Exercise :: Each line that holds the word "Boyutu" counts once; report how many lines do so and nothing else.

Provided material ::

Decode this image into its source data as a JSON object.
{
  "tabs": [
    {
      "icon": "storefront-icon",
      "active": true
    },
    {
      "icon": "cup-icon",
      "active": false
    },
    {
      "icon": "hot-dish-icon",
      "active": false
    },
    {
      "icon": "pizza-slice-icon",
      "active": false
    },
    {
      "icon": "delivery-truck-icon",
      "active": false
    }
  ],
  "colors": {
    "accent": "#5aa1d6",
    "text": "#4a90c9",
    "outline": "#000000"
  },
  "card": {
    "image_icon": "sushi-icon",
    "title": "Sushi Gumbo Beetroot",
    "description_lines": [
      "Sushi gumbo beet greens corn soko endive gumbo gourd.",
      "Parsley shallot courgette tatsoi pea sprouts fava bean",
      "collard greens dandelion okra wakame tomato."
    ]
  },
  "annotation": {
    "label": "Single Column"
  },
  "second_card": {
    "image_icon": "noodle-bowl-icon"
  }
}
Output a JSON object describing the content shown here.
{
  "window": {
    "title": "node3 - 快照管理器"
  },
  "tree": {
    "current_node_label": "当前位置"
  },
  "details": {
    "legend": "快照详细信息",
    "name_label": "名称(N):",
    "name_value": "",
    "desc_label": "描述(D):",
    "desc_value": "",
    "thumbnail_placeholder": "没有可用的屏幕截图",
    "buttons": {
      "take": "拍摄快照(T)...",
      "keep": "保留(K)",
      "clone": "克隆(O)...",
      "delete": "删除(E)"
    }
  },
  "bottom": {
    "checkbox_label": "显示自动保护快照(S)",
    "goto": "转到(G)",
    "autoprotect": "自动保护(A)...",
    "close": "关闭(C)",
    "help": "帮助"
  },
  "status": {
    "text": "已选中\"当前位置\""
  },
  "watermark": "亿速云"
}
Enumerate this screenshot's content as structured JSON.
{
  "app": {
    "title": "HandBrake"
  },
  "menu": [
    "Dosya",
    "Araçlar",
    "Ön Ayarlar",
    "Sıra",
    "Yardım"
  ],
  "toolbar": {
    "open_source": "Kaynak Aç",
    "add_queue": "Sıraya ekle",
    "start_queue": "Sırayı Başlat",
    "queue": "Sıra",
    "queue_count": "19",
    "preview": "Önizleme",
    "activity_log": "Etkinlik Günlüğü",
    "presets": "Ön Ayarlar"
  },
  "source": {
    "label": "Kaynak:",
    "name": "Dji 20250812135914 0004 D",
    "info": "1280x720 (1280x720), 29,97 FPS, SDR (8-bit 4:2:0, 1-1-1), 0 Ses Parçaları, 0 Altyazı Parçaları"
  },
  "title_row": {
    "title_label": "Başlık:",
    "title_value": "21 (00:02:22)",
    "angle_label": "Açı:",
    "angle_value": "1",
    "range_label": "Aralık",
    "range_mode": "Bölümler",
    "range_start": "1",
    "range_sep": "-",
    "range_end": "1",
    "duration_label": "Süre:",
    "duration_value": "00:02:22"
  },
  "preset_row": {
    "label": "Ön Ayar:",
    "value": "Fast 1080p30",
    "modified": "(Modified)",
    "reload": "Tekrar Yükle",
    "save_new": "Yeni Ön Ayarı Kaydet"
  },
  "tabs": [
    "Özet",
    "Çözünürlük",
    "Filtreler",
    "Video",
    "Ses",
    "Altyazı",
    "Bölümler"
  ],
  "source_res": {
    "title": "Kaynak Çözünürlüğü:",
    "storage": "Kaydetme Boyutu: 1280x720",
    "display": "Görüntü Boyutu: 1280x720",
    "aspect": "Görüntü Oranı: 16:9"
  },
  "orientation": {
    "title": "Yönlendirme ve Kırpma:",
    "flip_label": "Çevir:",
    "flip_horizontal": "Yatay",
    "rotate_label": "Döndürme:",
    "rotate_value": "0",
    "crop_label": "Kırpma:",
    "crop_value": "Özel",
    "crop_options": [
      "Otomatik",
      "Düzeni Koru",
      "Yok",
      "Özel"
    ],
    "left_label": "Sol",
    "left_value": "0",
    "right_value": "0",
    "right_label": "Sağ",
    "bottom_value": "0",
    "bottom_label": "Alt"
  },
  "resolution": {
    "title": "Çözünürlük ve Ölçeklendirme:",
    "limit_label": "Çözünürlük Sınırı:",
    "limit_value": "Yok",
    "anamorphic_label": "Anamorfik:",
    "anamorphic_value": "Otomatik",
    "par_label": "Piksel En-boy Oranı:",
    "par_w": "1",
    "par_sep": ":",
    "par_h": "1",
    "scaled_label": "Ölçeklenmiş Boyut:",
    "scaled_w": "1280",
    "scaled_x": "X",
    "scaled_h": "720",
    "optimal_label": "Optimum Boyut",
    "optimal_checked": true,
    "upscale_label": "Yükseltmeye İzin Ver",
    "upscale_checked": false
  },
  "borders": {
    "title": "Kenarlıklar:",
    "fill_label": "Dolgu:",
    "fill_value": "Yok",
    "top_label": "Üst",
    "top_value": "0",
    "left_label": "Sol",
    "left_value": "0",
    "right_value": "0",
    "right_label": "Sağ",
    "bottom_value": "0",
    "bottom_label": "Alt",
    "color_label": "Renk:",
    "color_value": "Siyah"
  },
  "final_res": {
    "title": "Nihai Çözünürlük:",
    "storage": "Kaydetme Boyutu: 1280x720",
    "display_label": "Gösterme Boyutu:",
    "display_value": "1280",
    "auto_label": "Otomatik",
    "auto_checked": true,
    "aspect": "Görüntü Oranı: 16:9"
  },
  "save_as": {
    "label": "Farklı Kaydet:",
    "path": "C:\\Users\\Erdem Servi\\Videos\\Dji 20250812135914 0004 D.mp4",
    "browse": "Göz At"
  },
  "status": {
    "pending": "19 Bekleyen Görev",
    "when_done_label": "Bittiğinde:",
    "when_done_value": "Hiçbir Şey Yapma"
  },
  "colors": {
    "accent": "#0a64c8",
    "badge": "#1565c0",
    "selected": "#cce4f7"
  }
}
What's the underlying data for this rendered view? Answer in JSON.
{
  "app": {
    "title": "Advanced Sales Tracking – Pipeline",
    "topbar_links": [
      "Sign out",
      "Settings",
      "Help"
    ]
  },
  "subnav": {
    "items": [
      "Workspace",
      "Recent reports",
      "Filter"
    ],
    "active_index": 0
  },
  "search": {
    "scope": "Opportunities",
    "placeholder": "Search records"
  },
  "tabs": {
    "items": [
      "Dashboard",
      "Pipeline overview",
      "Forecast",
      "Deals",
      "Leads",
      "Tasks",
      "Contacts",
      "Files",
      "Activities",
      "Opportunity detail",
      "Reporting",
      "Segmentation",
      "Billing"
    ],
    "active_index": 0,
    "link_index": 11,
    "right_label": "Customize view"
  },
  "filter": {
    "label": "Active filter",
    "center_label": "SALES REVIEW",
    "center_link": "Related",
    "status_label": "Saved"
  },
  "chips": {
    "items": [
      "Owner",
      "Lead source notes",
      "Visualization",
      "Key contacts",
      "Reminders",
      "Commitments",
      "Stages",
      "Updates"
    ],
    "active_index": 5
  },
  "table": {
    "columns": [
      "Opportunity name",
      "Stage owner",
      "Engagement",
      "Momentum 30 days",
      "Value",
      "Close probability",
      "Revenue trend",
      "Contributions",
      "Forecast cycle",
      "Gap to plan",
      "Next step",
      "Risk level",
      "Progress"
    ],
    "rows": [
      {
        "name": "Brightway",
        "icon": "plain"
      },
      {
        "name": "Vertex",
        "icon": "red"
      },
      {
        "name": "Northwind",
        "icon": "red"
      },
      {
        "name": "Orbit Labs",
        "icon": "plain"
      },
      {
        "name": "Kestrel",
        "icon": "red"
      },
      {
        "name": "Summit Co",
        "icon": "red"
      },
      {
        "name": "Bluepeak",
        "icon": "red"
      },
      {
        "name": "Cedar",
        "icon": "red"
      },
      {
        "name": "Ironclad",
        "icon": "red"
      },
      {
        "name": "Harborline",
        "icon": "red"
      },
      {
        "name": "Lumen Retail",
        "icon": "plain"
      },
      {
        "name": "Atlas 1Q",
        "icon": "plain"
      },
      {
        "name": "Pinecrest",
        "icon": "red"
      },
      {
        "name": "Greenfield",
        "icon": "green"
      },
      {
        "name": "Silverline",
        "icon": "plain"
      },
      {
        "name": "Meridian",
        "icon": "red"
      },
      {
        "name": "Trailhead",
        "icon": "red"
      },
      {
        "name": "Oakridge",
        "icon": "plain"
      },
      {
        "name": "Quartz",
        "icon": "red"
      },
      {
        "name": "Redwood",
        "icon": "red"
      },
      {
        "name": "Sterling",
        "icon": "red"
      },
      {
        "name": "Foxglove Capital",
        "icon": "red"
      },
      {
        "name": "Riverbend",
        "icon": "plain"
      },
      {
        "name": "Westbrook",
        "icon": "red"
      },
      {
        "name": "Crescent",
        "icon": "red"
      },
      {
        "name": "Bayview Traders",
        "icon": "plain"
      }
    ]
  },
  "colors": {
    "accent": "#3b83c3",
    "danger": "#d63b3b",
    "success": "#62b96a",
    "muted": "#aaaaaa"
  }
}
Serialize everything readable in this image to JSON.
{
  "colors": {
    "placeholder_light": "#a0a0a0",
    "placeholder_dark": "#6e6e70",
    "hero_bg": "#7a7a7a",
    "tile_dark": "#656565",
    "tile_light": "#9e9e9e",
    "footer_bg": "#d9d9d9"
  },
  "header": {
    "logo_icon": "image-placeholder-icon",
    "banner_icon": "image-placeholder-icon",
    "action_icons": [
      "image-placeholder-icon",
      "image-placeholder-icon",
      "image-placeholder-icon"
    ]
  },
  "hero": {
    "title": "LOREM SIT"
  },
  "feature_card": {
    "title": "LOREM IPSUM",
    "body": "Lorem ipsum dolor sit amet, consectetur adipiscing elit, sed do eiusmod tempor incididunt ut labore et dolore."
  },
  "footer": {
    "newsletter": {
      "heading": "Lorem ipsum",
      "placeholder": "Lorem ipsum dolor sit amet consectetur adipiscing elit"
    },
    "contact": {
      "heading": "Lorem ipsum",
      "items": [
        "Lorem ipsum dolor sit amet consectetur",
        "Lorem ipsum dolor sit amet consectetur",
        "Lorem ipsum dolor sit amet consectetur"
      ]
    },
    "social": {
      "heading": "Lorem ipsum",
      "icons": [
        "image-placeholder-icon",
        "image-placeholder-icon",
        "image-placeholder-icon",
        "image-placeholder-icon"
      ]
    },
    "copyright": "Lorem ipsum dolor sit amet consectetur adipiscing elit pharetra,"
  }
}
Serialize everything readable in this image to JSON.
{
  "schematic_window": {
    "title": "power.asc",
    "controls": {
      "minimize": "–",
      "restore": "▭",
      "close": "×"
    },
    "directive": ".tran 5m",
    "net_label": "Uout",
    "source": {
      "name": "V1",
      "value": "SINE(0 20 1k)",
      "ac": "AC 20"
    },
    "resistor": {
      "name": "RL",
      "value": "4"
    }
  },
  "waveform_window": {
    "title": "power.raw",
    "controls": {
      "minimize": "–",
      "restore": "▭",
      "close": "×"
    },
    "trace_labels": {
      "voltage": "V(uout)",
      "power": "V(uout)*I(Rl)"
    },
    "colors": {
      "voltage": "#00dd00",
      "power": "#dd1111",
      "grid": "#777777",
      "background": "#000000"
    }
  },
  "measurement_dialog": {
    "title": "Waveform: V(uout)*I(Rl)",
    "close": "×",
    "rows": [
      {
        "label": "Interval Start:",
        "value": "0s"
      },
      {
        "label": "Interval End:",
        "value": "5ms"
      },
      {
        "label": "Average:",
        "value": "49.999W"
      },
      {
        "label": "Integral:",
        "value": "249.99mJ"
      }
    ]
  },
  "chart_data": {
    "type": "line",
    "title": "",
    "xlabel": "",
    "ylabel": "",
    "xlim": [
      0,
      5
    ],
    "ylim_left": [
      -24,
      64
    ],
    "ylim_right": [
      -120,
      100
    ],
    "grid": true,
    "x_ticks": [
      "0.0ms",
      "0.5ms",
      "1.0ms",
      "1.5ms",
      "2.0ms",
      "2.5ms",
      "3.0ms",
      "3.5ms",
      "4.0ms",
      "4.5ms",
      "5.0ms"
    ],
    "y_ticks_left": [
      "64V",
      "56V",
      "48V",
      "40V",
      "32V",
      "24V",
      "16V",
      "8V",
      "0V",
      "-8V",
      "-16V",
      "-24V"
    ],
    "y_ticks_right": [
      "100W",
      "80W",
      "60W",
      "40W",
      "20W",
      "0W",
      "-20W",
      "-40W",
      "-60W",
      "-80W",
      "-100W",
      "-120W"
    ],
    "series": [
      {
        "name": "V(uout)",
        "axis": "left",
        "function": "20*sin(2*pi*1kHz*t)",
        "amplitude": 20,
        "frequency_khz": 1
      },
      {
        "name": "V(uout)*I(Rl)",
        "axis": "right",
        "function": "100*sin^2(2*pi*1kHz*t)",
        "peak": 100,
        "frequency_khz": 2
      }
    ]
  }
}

Task response :: 4